▶ [The request]: For each line below that includes the word "arccos", make a copy.

▶ [Dataset entries]:

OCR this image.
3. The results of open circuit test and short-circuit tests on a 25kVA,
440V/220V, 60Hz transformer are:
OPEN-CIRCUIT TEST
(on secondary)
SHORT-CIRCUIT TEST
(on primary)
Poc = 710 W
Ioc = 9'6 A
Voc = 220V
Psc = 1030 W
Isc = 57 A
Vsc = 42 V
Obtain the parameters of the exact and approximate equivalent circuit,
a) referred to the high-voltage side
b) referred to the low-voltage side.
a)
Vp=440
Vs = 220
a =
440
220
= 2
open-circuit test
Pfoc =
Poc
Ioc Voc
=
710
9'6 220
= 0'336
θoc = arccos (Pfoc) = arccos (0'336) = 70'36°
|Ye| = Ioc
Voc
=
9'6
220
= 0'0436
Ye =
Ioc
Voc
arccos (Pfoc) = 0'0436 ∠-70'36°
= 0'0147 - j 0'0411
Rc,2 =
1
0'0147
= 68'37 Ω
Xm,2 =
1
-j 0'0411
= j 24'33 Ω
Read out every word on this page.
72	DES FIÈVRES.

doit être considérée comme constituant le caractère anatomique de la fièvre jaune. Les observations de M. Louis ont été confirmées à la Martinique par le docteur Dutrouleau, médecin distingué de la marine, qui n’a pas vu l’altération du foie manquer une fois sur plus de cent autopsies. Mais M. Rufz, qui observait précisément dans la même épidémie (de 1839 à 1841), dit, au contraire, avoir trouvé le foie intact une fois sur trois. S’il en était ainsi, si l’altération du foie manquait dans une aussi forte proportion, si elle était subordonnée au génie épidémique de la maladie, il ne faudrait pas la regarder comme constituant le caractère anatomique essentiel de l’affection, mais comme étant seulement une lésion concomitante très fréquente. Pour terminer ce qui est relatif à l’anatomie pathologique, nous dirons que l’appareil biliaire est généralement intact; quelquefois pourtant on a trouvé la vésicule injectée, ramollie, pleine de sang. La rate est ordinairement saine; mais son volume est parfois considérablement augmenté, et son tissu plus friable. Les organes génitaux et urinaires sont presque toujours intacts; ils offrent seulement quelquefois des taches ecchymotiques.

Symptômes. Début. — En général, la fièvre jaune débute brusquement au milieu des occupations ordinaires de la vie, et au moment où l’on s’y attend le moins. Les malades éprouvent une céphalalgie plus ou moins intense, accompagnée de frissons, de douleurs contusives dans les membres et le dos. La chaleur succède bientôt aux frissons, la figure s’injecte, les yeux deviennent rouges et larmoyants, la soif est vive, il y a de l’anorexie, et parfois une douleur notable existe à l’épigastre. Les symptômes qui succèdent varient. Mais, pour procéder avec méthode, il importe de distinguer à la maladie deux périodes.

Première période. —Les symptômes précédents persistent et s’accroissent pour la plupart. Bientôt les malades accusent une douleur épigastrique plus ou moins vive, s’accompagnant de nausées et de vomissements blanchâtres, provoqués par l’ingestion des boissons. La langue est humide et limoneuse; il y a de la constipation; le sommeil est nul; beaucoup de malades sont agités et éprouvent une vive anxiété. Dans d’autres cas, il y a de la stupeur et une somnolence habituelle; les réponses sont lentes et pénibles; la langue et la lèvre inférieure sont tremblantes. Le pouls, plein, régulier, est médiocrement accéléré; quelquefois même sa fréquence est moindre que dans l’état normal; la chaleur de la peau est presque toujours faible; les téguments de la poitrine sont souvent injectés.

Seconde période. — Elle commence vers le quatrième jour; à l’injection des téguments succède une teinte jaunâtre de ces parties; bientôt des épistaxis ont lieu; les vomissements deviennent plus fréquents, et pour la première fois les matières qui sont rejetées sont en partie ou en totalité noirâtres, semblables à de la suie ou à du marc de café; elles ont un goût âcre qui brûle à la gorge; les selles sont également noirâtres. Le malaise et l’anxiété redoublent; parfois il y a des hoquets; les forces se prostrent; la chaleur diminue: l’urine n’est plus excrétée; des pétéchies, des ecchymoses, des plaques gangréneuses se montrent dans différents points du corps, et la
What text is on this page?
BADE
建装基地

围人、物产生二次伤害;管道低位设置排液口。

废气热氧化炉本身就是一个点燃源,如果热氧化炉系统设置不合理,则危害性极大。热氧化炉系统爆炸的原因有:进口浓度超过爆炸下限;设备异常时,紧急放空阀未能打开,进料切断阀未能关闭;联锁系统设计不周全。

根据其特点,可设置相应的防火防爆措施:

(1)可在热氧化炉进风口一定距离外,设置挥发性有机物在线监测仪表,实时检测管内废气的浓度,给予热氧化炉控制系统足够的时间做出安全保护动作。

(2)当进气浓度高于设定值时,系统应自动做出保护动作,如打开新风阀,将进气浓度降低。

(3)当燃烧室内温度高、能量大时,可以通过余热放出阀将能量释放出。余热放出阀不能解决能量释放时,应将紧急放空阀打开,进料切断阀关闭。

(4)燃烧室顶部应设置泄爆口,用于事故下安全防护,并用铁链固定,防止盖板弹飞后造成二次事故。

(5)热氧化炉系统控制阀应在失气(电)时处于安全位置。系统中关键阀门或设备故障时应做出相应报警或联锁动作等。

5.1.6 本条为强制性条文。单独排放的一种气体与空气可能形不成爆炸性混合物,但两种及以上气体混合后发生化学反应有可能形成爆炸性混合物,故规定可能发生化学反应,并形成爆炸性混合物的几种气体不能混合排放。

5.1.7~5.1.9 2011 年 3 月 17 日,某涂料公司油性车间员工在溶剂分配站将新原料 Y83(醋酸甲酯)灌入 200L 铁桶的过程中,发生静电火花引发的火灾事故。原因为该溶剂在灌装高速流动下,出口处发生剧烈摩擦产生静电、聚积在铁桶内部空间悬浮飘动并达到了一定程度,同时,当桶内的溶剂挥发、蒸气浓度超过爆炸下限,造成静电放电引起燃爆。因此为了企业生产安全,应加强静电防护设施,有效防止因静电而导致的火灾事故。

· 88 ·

▶ [Exercise output]:
θoc = arccos (Pfoc) = arccos (0'336) = 70'36°
arccos (Pfoc) = 0'0436 ∠-70'36°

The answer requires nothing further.